## ENTRIES SUPPLIED
## BEGIN
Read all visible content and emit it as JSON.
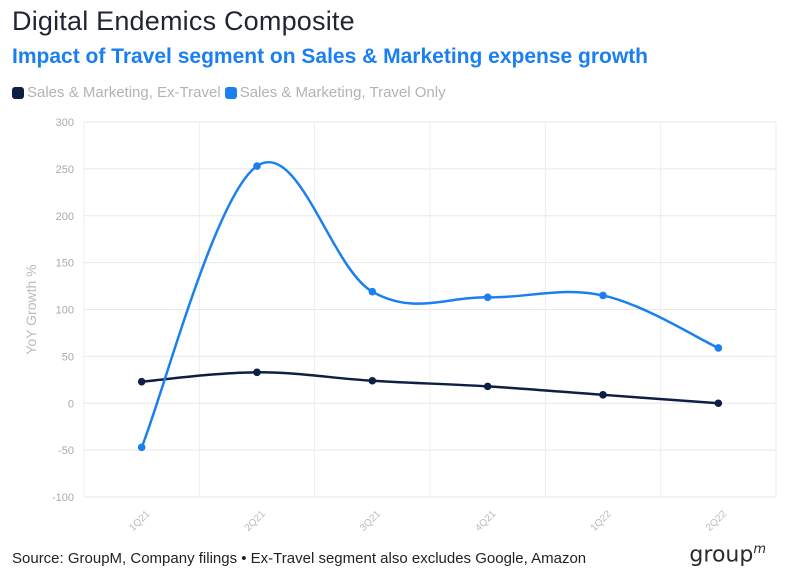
{
  "header": {
    "title": "Digital Endemics Composite",
    "subtitle": "Impact of Travel segment on Sales & Marketing expense growth"
  },
  "footer": {
    "source": "Source: GroupM, Company filings • Ex-Travel segment also excludes Google, Amazon",
    "brand": "group",
    "brand_sup": "m"
  },
  "chart_data": {
    "type": "line",
    "title": "Impact of Travel segment on Sales & Marketing expense growth",
    "ylabel": "YoY Growth %",
    "xlabel": "",
    "categories": [
      "1Q21",
      "2Q21",
      "3Q21",
      "4Q21",
      "1Q22",
      "2Q22"
    ],
    "ylim": [
      -100,
      300
    ],
    "yticks": [
      -100,
      -50,
      0,
      50,
      100,
      150,
      200,
      250,
      300
    ],
    "grid": true,
    "legend_position": "top-left",
    "series": [
      {
        "name": "Sales & Marketing, Ex-Travel",
        "color": "#0e1f45",
        "values": [
          23,
          33,
          24,
          18,
          9,
          0
        ]
      },
      {
        "name": "Sales & Marketing, Travel Only",
        "color": "#1a7ff0",
        "values": [
          -47,
          253,
          119,
          113,
          115,
          59
        ]
      }
    ]
  }
}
## END
The listing above must be printed again exactly, minus its pictures.

Read all visible content and emit it as JSON.
{
  "header": {
    "title": "Digital Endemics Composite",
    "subtitle": "Impact of Travel segment on Sales & Marketing expense growth"
  },
  "footer": {
    "source": "Source: GroupM, Company filings • Ex-Travel segment also excludes Google, Amazon",
    "brand": "group",
    "brand_sup": "m"
  },
  "chart_data": {
    "type": "line",
    "title": "Impact of Travel segment on Sales & Marketing expense growth",
    "ylabel": "YoY Growth %",
    "xlabel": "",
    "categories": [
      "1Q21",
      "2Q21",
      "3Q21",
      "4Q21",
      "1Q22",
      "2Q22"
    ],
    "ylim": [
      -100,
      300
    ],
    "yticks": [
      -100,
      -50,
      0,
      50,
      100,
      150,
      200,
      250,
      300
    ],
    "grid": true,
    "legend_position": "top-left",
    "series": [
      {
        "name": "Sales & Marketing, Ex-Travel",
        "color": "#0e1f45",
        "values": [
          23,
          33,
          24,
          18,
          9,
          0
        ]
      },
      {
        "name": "Sales & Marketing, Travel Only",
        "color": "#1a7ff0",
        "values": [
          -47,
          253,
          119,
          113,
          115,
          59
        ]
      }
    ]
  }
}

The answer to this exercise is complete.